Record extracts:
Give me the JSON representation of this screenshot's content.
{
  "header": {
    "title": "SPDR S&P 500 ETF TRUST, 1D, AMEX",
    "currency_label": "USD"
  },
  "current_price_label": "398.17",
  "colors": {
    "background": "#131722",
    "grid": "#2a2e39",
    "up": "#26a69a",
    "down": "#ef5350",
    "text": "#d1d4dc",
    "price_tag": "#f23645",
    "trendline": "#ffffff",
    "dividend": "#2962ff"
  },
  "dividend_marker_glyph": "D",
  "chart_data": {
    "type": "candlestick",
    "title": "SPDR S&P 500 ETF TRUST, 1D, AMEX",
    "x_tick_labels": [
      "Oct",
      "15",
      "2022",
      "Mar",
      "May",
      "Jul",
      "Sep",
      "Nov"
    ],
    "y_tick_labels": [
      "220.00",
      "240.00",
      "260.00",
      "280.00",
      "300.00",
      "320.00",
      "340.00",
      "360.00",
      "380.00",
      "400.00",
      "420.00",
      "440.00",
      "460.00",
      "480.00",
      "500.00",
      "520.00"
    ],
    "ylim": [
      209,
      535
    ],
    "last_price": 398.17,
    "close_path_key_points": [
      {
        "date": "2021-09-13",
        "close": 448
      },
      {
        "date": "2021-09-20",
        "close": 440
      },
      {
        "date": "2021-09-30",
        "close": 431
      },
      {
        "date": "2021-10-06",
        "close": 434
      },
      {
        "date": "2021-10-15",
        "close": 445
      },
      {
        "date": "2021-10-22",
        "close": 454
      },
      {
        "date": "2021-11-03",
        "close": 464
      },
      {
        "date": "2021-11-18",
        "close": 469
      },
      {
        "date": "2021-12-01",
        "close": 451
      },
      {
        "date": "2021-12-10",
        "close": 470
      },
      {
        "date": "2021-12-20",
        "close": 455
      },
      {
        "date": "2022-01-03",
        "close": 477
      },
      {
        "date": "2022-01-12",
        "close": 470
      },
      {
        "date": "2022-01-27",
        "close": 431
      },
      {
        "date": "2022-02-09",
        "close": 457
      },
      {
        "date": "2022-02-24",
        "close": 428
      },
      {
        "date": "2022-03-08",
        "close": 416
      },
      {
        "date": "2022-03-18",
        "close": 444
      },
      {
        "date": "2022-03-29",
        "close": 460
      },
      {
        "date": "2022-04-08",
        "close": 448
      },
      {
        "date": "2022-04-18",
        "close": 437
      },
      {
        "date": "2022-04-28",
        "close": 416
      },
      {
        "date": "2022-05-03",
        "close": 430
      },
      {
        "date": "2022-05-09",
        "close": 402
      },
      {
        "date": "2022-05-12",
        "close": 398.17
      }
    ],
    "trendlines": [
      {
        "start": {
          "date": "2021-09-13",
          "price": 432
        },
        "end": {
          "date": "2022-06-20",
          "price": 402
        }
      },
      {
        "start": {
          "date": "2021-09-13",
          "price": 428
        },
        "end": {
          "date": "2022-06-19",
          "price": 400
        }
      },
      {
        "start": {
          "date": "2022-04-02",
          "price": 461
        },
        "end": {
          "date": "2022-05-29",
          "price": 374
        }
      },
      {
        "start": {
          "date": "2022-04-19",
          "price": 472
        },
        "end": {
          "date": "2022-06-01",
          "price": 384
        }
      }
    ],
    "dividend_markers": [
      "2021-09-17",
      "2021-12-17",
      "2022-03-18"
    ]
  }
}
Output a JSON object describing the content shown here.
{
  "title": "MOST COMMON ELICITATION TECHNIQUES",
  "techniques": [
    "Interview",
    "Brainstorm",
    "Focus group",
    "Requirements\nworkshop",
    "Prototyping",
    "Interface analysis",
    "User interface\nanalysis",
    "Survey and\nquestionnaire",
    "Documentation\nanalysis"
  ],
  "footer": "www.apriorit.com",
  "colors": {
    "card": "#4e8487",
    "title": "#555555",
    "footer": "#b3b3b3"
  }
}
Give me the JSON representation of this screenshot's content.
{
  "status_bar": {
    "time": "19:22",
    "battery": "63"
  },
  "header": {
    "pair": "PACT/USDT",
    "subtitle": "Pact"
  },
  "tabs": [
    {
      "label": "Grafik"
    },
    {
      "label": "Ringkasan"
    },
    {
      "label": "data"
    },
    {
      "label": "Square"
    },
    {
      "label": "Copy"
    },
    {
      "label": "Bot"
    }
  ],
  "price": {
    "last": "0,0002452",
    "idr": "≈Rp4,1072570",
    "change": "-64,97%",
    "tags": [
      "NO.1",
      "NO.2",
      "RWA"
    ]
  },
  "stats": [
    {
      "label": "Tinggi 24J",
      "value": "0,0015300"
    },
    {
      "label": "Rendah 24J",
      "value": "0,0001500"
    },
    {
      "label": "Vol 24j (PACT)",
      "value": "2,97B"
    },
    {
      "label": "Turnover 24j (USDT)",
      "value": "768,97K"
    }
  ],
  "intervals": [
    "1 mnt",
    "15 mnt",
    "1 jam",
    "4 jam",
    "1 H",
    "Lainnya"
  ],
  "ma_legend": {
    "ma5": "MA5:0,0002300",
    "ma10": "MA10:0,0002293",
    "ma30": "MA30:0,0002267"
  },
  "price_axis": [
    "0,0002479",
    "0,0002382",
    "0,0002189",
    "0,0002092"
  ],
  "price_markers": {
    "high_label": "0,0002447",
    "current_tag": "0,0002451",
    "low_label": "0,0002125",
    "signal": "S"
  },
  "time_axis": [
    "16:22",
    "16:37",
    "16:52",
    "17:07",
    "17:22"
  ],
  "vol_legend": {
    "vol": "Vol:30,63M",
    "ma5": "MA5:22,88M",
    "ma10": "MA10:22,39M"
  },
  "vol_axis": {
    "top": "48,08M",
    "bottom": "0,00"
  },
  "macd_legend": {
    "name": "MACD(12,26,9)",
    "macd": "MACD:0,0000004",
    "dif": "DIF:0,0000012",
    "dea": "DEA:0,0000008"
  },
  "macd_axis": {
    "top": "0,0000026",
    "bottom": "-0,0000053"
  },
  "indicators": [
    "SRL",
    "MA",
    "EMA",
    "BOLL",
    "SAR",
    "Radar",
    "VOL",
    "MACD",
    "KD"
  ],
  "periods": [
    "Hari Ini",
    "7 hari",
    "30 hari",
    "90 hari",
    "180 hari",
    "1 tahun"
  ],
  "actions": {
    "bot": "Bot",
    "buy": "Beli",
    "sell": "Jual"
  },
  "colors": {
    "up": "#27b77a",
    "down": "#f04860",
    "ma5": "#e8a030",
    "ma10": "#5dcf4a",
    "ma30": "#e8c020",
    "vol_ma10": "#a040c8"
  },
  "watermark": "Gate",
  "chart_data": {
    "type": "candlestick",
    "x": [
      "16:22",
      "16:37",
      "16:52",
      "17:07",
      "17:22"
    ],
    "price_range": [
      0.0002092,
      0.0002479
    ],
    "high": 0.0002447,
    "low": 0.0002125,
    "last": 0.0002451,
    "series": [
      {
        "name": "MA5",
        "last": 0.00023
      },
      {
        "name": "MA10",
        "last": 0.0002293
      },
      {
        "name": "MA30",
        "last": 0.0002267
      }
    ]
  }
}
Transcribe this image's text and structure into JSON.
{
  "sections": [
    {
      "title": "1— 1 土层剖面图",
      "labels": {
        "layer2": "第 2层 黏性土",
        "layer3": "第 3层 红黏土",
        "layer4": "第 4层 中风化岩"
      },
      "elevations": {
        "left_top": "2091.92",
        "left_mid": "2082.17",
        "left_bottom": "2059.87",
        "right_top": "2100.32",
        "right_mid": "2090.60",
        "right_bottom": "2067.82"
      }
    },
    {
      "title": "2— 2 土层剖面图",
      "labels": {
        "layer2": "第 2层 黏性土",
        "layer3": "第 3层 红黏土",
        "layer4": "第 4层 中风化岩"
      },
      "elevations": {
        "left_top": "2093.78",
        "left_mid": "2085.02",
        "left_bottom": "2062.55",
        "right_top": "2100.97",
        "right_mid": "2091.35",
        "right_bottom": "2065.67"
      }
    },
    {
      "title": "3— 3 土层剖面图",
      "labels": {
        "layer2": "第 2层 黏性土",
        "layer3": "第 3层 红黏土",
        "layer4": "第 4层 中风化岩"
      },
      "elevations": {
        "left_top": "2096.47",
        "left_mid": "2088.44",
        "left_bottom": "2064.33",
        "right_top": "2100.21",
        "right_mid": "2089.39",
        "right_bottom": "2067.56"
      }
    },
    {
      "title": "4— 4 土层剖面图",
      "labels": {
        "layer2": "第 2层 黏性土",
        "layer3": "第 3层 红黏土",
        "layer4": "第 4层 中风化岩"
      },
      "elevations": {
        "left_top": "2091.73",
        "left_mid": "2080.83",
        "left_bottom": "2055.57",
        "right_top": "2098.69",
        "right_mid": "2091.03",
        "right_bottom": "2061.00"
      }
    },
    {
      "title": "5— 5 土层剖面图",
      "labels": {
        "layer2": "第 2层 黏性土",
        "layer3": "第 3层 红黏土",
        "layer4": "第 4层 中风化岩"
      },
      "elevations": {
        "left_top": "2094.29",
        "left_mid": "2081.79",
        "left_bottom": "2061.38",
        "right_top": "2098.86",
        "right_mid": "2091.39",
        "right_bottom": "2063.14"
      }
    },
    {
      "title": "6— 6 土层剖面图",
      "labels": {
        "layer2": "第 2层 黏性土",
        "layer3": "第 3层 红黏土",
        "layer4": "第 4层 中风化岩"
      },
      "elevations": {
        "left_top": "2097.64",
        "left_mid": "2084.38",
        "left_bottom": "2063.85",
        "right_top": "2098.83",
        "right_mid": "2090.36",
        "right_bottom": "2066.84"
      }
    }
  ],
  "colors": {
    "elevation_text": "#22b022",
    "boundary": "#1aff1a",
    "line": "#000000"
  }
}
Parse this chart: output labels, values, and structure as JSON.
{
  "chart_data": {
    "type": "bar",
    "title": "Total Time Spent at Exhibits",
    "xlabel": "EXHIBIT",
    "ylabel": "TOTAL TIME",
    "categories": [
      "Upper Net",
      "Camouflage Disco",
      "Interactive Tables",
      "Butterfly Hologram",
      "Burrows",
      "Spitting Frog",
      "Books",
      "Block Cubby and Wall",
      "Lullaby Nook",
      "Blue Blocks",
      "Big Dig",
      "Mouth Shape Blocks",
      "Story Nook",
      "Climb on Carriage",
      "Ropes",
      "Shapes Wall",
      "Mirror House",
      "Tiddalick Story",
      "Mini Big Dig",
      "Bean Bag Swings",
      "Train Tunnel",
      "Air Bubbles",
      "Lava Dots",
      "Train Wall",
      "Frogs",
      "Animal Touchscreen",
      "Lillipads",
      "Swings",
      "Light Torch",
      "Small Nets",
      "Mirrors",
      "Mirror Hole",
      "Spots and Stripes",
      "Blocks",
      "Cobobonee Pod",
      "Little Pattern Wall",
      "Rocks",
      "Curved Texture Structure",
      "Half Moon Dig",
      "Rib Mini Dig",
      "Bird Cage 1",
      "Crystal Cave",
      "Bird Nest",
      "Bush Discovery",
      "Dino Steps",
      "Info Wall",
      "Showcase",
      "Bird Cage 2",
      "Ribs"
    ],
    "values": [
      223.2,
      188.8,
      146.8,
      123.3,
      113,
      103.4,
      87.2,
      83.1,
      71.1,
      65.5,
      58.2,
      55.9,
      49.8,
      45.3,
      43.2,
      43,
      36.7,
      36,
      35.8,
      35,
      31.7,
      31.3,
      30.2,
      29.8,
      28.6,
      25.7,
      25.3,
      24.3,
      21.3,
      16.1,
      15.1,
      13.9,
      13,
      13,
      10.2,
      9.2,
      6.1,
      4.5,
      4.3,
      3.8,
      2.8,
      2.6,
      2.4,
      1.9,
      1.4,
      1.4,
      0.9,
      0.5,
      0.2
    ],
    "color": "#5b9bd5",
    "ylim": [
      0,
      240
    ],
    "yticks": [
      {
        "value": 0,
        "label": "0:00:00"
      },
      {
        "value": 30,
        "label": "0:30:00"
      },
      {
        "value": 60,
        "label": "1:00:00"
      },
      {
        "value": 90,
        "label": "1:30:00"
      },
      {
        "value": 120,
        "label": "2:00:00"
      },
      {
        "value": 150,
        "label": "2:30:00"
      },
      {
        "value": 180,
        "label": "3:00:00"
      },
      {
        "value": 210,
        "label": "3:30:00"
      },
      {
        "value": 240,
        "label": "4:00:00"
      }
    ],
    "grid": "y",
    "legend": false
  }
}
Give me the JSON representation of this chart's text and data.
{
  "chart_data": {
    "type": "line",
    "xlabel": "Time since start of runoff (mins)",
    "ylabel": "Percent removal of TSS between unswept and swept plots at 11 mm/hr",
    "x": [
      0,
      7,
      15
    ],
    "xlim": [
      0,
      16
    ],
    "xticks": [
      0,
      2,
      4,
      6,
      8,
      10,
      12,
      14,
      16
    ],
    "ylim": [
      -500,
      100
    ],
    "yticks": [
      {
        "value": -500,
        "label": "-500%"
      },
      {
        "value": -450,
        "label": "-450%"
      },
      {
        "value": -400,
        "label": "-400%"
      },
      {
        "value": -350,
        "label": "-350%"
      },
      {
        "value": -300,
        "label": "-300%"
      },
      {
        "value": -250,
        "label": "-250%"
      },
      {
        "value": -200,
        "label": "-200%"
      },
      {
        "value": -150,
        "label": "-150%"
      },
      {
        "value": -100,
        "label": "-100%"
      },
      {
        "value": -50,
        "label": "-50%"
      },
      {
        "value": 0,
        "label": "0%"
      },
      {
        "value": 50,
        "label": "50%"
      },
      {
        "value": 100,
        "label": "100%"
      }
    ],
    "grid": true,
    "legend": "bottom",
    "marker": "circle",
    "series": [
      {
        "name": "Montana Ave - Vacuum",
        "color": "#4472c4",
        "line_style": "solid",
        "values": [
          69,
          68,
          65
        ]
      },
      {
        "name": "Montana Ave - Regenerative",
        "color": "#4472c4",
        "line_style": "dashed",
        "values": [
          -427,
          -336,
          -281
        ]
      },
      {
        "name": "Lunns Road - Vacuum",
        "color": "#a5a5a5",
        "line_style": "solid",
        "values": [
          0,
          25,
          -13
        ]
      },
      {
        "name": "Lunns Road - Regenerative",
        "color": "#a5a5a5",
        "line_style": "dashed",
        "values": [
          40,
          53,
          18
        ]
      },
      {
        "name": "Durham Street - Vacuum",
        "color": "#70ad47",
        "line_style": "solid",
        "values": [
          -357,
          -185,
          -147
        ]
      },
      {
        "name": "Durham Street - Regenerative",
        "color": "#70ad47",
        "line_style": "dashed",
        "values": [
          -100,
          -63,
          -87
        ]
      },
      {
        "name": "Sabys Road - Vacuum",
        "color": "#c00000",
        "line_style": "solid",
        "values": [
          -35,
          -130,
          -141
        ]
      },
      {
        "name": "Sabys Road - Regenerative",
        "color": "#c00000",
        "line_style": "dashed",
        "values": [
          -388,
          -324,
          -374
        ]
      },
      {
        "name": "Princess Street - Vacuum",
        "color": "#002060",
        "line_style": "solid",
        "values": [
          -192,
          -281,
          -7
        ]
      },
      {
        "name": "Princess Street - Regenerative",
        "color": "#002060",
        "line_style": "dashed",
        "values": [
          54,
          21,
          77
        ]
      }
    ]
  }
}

Aim of the task: Only lines with the string "type" belong in your answer; copy each one.

Output for this exercise:
    "type": "candlestick",
    "type": "candlestick",
    "type": "bar",
    "type": "line",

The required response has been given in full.